## OBJECTIVE
Give the number of lines in this listing that contain "创立了国民军制", with no other words.

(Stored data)

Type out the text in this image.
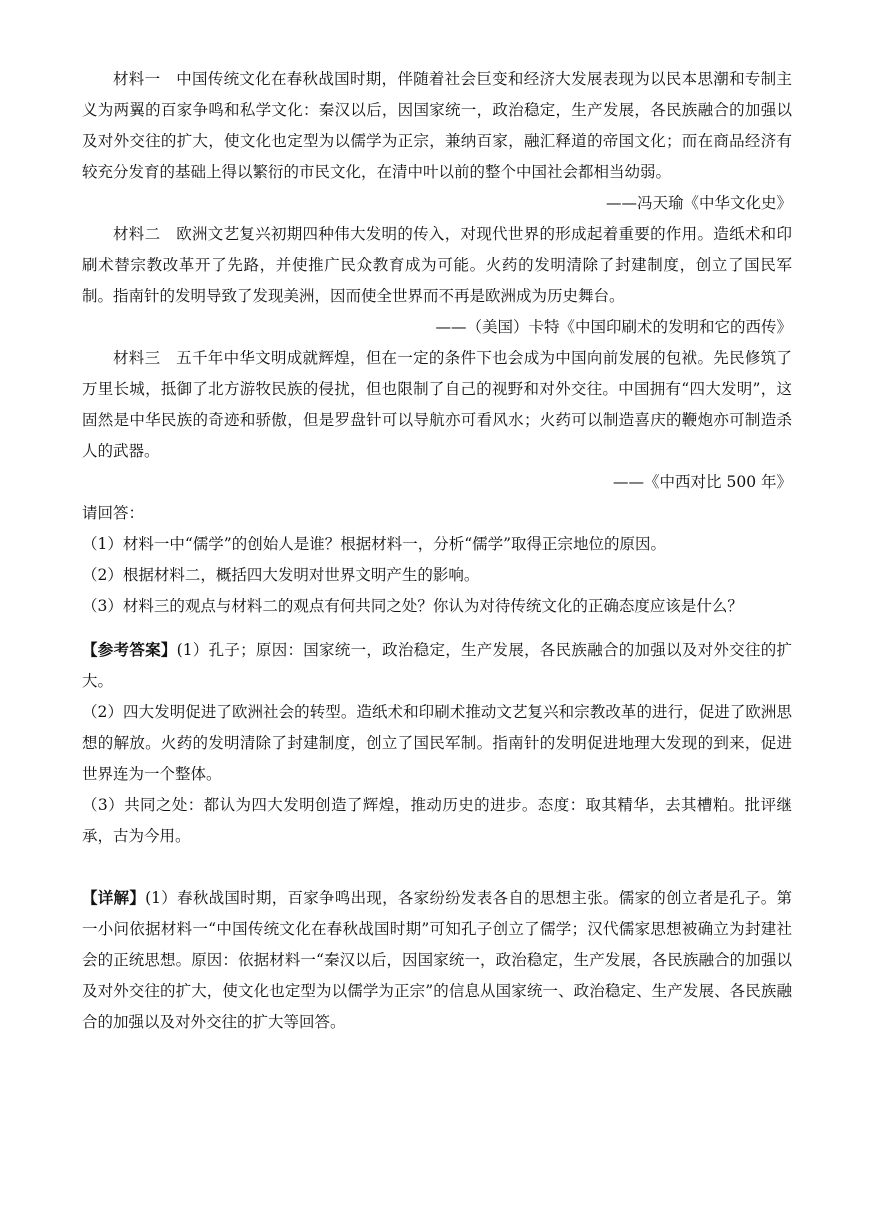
材料一　 中国传统文化在春秋战国时期，伴随着社会巨变和经济大发展表现为以民本思潮和专制主义为两翼的百家争鸣和私学文化：秦汉以后，因国家统一，政治稳定，生产发展，各民族融合的加强以及对外交往的扩大，使文化也定型为以儒学为正宗，兼纳百家，融汇释道的帝国文化；而在商品经济有较充分发育的基础上得以繁衍的市民文化，在清中叶以前的整个中国社会都相当幼弱。

——冯天瑜《中华文化史》

材料二　 欧洲文艺复兴初期四种伟大发明的传入，对现代世界的形成起着重要的作用。造纸术和印刷术替宗教改革开了先路，并使推广民众教育成为可能。火药的发明清除了封建制度，创立了国民军制。指南针的发明导致了发现美洲，因而使全世界而不再是欧洲成为历史舞台。

——（美国）卡特《中国印刷术的发明和它的西传》

材料三　 五千年中华文明成就辉煌，但在一定的条件下也会成为中国向前发展的包袱。先民修筑了万里长城，抵御了北方游牧民族的侵扰，但也限制了自己的视野和对外交往。中国拥有“四大发明”，这固然是中华民族的奇迹和骄傲，但是罗盘针可以导航亦可看风水；火药可以制造喜庆的鞭炮亦可制造杀人的武器。

——《中西对比 500 年》

请回答：

（1）材料一中“儒学”的创始人是谁？根据材料一，分析“儒学”取得正宗地位的原因。

（2）根据材料二，概括四大发明对世界文明产生的影响。

（3）材料三的观点与材料二的观点有何共同之处？你认为对待传统文化的正确态度应该是什么？

【参考答案】(1）孔子；原因：国家统一，政治稳定，生产发展，各民族融合的加强以及对外交往的扩大。

（2）四大发明促进了欧洲社会的转型。造纸术和印刷术推动文艺复兴和宗教改革的进行，促进了欧洲思想的解放。火药的发明清除了封建制度，创立了国民军制。指南针的发明促进地理大发现的到来，促进世界连为一个整体。

（3）共同之处：都认为四大发明创造了辉煌，推动历史的进步。态度：取其精华，去其槽粕。批评继承，古为今用。

【详解】(1）春秋战国时期，百家争鸣出现，各家纷纷发表各自的思想主张。儒家的创立者是孔子。第一小问依据材料一“中国传统文化在春秋战国时期”可知孔子创立了儒学；汉代儒家思想被确立为封建社会的正统思想。原因：依据材料一“秦汉以后，因国家统一，政治稳定，生产发展，各民族融合的加强以及对外交往的扩大，使文化也定型为以儒学为正宗”的信息从国家统一、政治稳定、生产发展、各民族融合的加强以及对外交往的扩大等回答。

## ANSWER TO THE EXERCISE
2